====== Текст
Демонтаж
- №7, июль
- Владимир Левашов
Композитор, музыкант, сценарист, актер, кино— и театральный режиссер Майк Фиггис снял свой десятый фильм в пятницу 19 ноября 1999 года. Фильм получил название «Временной код». События его разворачиваются вокруг офиса независимой голливудской студии «Красная форель». В них вовлечены уставший от жизни продюсер Алекс, решившая расстаться с ним жена Эмма, его любовница Роуз и ее стареющая любовница Лора, которая шпионит за своей юной подругой при помощи вложенного в ее сумочку микрофона. Кроме основных персонажей есть еще масса второстепенных: видеоартистка из Германии со своим бойфрендом-музыкантом ; массажист, непрерывно занятый оздоровлением студийного персонала; охранник и доброжелательная дама из секретариата, кинорежиссер-наркоман, автор знаменитого фильма «Дедушка»; актриса, так и не ставшая любовницей жены продюсера Алекса; наконец, сотрудники студии… Всего двадцать семь действующих лиц. Их броуновское движение темперируется толчками землетрясения и приводит к трагической развязке. Лора убивает Алекса, любовника своей любовницы. Циничная немецкая кинематографистка в упор снимает последние минуты Алекса на видеокамеру. Распростертый на полу Алекс успевает поговорить по телефону со своей женой, выслушать ее выстраданное признание в любви, предложить ей поужинать вместе в ресторане и затем затихнуть — с мобильным телефоном в руке. Убившая Алекса Лора уходит прочь от «Красной форели» — в полном беспамятстве. Не ведающая о кончине Алекса Эмма тоже бредет в неизвестном направлении, погруженная в свои переживания…
Есть такое ощущение, что все это мы видим не в первый раз, но зрелище тем не менее захватывает, поскольку дано в виде параллельного действия, разворачивающегося сразу на четырех экранах — как на мониторах внешнего наблюдения. Информация предлагается, так сказать, в сыром виде, а сюжет считывается в результате суммирования, производимого зрителем под неустанным режиссерским контролем. Сценария, как утверждает Фиггис, не существовало в принципе, была лишь общая схема, на основе которой импровизировали актеры. Пятнадцатый вариант их импровизации дал материал, из которого авторская технология синтезировала фильм-результат. И то, что мы видим на экране, есть отнюдь не традиционная художественная картина и даже не документальная хроника театрального действия (как то было у Луи Маля в «Дяде Ване с 42-й улицы»). Это технологическая, несмонтированная, непрерывная видеозапись работы актерской труппы над заданной темой, сделанная в разных точках съемочной площадки при помощи четырех цифровых камер, синхронизированная по тайм-коду и затем запущенная в виде полиэкранной проекции. При этом сюжетная линия выстроена исключительно при помощи звука, который всякий раз акцентирует один из сегментов общего изображения или их связи и ведет зрителя по лабиринту происходящего. Точнее, сюжета как линии вообще нет, как нет и монтажа. Есть отдельные визуальные точки, которые связаны одна с другой аудиально. Майк Фиггис опробовал такое пунктирное повествование в своей предыдущей картине «Потеря сексуальной невинности» (1999), но еще без помощи звука, собирая сюжет в виде коротких планов, идущих через частые затемнения.
============
====== Сохраненные данные
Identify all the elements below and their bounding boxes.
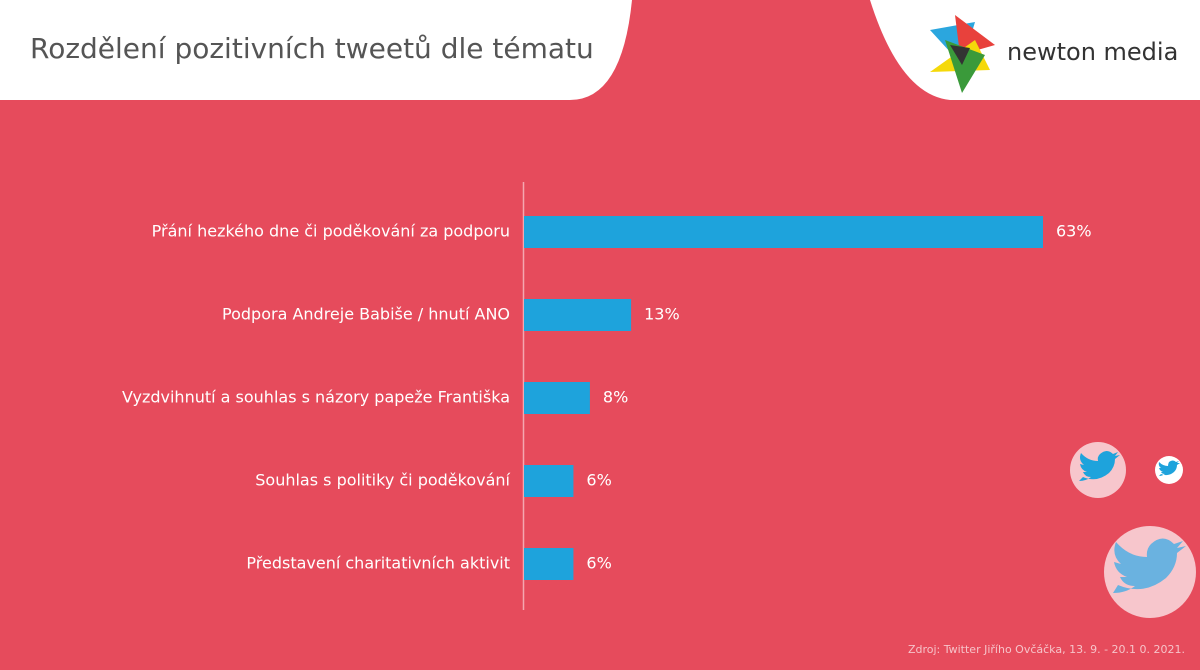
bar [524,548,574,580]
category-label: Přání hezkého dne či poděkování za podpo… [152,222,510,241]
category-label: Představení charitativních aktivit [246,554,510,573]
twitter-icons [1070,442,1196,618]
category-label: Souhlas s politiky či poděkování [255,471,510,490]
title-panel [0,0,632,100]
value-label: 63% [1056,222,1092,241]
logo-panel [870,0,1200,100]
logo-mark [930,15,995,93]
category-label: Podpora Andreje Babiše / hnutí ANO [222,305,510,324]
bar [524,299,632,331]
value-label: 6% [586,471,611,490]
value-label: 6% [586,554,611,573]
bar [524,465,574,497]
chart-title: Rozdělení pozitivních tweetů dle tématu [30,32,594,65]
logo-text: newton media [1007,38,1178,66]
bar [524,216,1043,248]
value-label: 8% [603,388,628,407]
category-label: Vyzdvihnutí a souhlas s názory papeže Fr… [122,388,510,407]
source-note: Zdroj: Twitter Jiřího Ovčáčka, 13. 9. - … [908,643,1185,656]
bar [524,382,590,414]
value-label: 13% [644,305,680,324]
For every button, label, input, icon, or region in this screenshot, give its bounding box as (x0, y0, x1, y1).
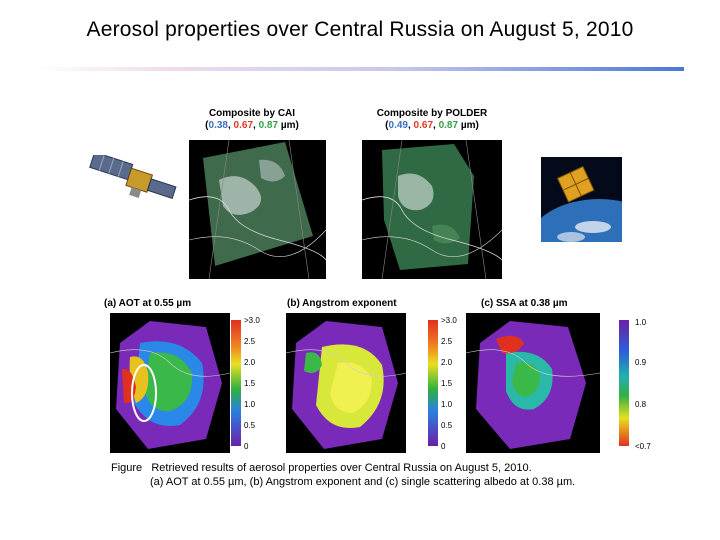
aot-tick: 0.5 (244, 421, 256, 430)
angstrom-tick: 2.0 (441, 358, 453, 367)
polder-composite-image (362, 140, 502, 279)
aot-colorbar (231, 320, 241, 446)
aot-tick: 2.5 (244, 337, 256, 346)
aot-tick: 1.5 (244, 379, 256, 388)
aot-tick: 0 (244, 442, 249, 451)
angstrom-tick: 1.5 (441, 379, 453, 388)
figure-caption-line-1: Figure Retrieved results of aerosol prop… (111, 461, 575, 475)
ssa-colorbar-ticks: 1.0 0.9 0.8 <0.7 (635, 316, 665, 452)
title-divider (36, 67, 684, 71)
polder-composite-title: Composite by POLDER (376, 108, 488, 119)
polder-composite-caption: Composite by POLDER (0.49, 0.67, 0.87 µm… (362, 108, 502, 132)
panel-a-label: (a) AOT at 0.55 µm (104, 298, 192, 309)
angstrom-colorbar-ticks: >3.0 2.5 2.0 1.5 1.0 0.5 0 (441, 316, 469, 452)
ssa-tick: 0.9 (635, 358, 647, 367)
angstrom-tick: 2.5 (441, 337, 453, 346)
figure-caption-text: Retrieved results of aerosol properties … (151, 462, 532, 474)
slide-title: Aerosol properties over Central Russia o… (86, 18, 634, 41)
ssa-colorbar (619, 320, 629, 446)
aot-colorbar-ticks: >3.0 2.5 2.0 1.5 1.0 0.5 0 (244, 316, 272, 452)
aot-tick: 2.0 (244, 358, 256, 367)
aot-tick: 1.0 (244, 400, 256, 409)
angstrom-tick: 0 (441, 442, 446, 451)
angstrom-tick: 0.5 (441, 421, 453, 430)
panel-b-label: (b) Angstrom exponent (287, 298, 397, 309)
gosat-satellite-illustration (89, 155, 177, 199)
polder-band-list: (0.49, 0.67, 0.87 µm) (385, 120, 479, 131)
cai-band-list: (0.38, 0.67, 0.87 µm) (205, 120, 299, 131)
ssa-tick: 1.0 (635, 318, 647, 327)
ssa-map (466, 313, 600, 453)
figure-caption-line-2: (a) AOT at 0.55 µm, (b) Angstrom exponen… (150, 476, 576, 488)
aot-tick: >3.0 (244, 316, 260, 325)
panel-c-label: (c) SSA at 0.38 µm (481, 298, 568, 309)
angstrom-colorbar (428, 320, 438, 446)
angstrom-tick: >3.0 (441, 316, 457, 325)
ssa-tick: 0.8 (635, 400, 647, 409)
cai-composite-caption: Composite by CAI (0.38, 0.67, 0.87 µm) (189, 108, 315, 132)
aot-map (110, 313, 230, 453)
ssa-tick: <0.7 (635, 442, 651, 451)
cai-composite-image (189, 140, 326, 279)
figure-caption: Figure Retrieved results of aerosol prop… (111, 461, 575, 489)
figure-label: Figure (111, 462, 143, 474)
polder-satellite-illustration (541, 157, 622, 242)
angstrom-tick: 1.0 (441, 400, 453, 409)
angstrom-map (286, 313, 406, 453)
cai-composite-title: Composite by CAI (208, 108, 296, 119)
============
• Поставленная задача:
Напишите продолжение статьи о фильме Майка Фиггиса «Временной код», начав сразу после ее последнего предложения.

• Результат выполнения:
В последнем его фильме визуальность непрерывна, она словно превращена в карту, а нить сюжета проложена звуком, как маршрут на ней. Именно звук извлекает из изображения необходимый смысл. Манипулируя его уровнем, добавляя в его основную палитру дополнительные слои шумов и музыки, режиссер интерпретирует визуальный поток, задает ему содержание. Записанные дигитально, звук и изображение оказываются не только автономными, но и полностью уравненными в правах. А смикшированный из таких элементов аудиовизуальный объект получает качества, делающие его неизмеримо более пластичным, нежели обычный целлулоидный фильм. Как следствие режиссер получает в свои руки не оригинал произведения, а его матрицу или, по словам Фиггиса, партитуру. То есть превращается в композитора, чтобы затем стать еще и исполнителем собственного сочинения. Сделав одну модельную версию для проката в виде DV-диска, он устраивает живые исполнения своего сочинения, каждый раз варьируя его в согласии с реакцией аудитории. Эффект реальности, в ловушку которого кино ловит свою публику, больше нет нужды планировать раз и навсегда заранее. Его можно воссоздавать всякий раз несколько иначе, идеально приспосабливая к конкретной ситуации — непосредственно управляя зрителем, так же как это делает ди-джей или ви-джей на клубном выступлении. Мечта кинематографистов о власти над публикой обретает новые очертания, но при этом меняются условия игры: умирает режиссер, рождается автор-исполнитель и вслед за ним — пока только теоретически — соавторы-исполнители, монтаж превращается в миксаж, оригинальный микс получает дальнейшую жизнь внутри спектра последующих ремиксов. А сюжет фильма остается предварительной темой для вариаций — смысловым полем, ожидающим интерпретационной игры.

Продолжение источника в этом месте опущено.